» **REQUIREMENT**: Reproduce the entries below without any changes, from the first entry through the line containing "479, 448, 495]", with that line included.

» **RAW RECORDS**:
______

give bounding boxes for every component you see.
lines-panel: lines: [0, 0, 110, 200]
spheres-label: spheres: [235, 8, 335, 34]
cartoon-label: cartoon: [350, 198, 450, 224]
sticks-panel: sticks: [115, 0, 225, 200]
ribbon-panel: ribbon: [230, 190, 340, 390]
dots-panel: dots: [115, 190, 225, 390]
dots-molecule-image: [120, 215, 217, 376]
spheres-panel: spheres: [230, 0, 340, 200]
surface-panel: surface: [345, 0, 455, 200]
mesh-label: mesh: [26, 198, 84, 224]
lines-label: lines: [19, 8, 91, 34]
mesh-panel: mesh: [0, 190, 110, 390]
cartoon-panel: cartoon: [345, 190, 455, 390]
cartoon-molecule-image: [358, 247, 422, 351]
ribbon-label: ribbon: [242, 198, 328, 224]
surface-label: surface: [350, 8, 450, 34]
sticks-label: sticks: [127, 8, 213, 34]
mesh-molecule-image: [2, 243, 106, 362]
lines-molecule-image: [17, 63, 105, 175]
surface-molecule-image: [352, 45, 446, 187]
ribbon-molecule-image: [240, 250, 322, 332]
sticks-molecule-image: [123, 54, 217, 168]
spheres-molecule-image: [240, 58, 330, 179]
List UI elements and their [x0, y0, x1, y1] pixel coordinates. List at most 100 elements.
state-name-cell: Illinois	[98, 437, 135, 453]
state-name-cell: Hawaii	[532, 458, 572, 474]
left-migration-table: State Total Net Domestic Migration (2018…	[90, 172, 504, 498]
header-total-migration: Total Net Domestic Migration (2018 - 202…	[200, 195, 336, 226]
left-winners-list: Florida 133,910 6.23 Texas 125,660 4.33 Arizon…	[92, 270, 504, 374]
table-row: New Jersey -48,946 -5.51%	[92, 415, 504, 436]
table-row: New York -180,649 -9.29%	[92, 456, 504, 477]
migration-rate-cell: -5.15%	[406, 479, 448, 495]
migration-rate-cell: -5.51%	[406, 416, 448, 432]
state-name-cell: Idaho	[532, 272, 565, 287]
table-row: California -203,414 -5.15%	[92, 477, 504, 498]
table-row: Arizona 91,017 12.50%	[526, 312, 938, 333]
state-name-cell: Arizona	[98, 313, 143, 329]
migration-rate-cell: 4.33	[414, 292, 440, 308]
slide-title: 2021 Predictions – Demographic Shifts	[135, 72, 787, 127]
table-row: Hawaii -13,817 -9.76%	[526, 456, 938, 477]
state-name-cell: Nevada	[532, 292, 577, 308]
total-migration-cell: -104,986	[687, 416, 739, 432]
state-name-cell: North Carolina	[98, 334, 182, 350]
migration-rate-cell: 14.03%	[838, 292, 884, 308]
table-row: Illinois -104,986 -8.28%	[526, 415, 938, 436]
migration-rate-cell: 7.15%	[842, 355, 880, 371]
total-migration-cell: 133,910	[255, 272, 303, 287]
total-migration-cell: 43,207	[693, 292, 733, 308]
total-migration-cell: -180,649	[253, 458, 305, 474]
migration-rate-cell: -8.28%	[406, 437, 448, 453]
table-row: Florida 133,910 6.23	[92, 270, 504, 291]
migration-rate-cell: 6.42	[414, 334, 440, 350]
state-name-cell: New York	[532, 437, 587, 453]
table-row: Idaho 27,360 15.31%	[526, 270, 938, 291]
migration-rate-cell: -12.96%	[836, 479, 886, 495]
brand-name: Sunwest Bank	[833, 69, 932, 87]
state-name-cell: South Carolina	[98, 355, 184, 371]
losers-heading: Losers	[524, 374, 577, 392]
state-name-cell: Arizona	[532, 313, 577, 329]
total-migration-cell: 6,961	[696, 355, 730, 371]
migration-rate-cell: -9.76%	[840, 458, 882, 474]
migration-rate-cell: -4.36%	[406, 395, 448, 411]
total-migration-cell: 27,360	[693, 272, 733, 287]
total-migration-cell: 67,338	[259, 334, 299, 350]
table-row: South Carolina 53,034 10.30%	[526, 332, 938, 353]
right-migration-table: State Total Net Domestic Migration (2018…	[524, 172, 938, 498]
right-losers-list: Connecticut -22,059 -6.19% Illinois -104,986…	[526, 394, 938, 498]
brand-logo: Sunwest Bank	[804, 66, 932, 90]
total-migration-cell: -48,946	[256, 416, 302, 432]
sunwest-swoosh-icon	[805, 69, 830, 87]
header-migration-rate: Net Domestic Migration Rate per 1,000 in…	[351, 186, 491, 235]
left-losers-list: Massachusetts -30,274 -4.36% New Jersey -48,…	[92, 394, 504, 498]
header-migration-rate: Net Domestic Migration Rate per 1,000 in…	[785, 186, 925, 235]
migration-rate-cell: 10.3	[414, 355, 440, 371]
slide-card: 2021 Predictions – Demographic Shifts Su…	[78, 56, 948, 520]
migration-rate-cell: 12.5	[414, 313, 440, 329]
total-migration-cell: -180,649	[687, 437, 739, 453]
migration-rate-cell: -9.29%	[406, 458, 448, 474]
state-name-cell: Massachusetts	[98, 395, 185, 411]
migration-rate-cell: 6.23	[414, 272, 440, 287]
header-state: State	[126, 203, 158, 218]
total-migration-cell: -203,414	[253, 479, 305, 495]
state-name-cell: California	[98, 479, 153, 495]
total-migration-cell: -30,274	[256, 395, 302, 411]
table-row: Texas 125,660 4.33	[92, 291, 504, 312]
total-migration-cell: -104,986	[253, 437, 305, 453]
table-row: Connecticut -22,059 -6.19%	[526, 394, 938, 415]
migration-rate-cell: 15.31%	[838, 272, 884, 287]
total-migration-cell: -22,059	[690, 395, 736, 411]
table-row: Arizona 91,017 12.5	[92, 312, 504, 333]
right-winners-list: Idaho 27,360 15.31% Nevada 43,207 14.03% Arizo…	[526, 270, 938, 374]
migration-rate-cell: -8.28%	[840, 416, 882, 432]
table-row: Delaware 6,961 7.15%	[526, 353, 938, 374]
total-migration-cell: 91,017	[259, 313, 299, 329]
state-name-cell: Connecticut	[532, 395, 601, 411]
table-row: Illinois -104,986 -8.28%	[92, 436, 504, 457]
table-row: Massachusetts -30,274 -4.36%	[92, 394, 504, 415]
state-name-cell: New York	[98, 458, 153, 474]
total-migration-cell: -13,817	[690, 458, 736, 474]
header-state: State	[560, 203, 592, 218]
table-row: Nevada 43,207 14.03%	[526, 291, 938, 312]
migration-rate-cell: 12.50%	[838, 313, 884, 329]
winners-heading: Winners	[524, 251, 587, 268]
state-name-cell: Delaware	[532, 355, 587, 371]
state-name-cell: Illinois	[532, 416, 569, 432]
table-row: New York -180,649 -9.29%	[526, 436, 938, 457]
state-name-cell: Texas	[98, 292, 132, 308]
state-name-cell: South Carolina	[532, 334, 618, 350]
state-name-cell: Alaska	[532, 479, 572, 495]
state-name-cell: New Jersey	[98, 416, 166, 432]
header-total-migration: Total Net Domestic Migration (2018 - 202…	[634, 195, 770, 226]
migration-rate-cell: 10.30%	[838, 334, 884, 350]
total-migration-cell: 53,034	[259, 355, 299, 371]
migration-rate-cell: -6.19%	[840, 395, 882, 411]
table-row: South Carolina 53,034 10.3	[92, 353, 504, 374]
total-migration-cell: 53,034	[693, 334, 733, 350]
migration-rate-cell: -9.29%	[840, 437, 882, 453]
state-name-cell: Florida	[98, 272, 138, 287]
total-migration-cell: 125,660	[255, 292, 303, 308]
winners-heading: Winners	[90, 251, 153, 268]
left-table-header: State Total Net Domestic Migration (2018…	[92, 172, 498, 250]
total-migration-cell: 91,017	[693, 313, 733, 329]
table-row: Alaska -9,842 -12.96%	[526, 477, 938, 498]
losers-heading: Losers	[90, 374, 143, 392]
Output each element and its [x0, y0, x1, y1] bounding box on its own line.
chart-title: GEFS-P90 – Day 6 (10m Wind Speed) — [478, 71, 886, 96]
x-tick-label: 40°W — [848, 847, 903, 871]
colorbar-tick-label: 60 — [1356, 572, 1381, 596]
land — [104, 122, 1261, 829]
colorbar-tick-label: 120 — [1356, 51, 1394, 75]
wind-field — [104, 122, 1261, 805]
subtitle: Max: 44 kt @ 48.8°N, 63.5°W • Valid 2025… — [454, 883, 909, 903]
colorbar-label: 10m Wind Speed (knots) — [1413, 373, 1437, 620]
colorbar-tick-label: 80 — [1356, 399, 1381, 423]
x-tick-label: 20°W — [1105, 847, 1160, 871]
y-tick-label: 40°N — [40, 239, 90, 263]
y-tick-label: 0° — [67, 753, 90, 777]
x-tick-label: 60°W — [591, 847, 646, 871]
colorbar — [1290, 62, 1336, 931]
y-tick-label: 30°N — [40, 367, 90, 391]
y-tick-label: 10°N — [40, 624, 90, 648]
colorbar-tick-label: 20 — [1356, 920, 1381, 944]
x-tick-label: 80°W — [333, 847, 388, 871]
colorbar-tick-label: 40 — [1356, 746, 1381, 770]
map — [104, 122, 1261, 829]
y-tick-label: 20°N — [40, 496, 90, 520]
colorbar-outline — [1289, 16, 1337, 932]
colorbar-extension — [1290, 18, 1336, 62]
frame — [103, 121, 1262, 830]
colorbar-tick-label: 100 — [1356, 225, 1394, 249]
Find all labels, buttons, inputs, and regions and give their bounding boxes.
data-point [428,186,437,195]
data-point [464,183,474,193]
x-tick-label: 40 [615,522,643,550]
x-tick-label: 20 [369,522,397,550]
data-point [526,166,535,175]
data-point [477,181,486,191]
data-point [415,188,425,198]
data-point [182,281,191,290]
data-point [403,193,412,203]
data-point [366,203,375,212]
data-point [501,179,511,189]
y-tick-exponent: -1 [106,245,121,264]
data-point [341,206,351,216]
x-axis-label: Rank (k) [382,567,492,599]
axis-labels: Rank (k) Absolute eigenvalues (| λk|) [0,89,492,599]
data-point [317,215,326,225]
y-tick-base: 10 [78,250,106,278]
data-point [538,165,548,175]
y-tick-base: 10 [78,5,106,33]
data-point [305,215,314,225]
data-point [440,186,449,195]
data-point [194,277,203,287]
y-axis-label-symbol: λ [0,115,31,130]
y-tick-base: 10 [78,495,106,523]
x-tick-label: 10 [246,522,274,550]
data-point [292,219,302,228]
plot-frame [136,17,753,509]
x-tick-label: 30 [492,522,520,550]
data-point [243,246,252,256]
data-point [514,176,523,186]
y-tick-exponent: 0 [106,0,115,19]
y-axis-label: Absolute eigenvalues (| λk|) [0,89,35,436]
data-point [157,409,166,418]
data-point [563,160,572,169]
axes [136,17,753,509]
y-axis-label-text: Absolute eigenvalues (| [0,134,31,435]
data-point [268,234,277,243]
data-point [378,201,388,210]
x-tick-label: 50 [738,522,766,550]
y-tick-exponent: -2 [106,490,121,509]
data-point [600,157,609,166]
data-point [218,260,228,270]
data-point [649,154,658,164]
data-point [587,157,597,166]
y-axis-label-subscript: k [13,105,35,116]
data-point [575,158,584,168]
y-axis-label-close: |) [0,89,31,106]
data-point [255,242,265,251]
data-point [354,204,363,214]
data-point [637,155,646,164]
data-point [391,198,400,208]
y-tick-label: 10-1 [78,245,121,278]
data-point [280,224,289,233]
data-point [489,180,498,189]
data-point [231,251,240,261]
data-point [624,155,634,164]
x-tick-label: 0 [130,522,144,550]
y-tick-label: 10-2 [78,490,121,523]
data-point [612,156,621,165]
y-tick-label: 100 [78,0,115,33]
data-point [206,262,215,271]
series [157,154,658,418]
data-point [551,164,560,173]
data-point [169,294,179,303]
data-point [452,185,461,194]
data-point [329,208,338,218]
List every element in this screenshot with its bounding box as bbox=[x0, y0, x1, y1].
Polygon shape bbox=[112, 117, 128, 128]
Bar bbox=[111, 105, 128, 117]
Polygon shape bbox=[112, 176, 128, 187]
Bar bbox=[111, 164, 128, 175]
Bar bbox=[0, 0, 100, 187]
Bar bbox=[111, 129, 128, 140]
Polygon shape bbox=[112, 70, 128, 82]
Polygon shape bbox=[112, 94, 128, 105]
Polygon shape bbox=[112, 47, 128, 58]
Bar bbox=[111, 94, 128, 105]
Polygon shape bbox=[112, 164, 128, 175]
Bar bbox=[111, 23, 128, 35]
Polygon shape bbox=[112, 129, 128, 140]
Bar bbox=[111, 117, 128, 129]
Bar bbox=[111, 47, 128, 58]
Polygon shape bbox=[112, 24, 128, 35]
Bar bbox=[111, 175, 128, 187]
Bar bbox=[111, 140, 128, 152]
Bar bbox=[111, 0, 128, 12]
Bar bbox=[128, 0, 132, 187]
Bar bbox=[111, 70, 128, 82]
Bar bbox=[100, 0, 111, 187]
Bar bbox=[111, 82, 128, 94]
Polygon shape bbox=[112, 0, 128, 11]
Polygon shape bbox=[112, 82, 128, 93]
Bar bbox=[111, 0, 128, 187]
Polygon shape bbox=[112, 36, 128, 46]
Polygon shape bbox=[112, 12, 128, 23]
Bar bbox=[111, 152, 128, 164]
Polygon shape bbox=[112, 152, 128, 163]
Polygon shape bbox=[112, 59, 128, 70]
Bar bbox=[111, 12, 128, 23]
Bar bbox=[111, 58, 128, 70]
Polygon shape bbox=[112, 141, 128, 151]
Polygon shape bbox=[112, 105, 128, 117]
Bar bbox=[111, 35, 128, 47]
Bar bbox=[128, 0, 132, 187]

______

» **EXPECTED ANSWER**:
give bounding boxes for every component you see.
lines-panel: lines: [0, 0, 110, 200]
spheres-label: spheres: [235, 8, 335, 34]
cartoon-label: cartoon: [350, 198, 450, 224]
sticks-panel: sticks: [115, 0, 225, 200]
ribbon-panel: ribbon: [230, 190, 340, 390]
dots-panel: dots: [115, 190, 225, 390]
dots-molecule-image: [120, 215, 217, 376]
spheres-panel: spheres: [230, 0, 340, 200]
surface-panel: surface: [345, 0, 455, 200]
mesh-label: mesh: [26, 198, 84, 224]
lines-label: lines: [19, 8, 91, 34]
mesh-panel: mesh: [0, 190, 110, 390]
cartoon-panel: cartoon: [345, 190, 455, 390]
cartoon-molecule-image: [358, 247, 422, 351]
ribbon-label: ribbon: [242, 198, 328, 224]
surface-label: surface: [350, 8, 450, 34]
sticks-label: sticks: [127, 8, 213, 34]
mesh-molecule-image: [2, 243, 106, 362]
lines-molecule-image: [17, 63, 105, 175]
surface-molecule-image: [352, 45, 446, 187]
ribbon-molecule-image: [240, 250, 322, 332]
sticks-molecule-image: [123, 54, 217, 168]
spheres-molecule-image: [240, 58, 330, 179]
List UI elements and their [x0, y0, x1, y1] pixel coordinates. List at most 100 elements.
state-name-cell: Illinois	[98, 437, 135, 453]
state-name-cell: Hawaii	[532, 458, 572, 474]
left-migration-table: State Total Net Domestic Migration (2018…	[90, 172, 504, 498]
header-total-migration: Total Net Domestic Migration (2018 - 202…	[200, 195, 336, 226]
left-winners-list: Florida 133,910 6.23 Texas 125,660 4.33 Arizon…	[92, 270, 504, 374]
table-row: New Jersey -48,946 -5.51%	[92, 415, 504, 436]
table-row: New York -180,649 -9.29%	[92, 456, 504, 477]
migration-rate-cell: -5.15%	[406, 479, 448, 495]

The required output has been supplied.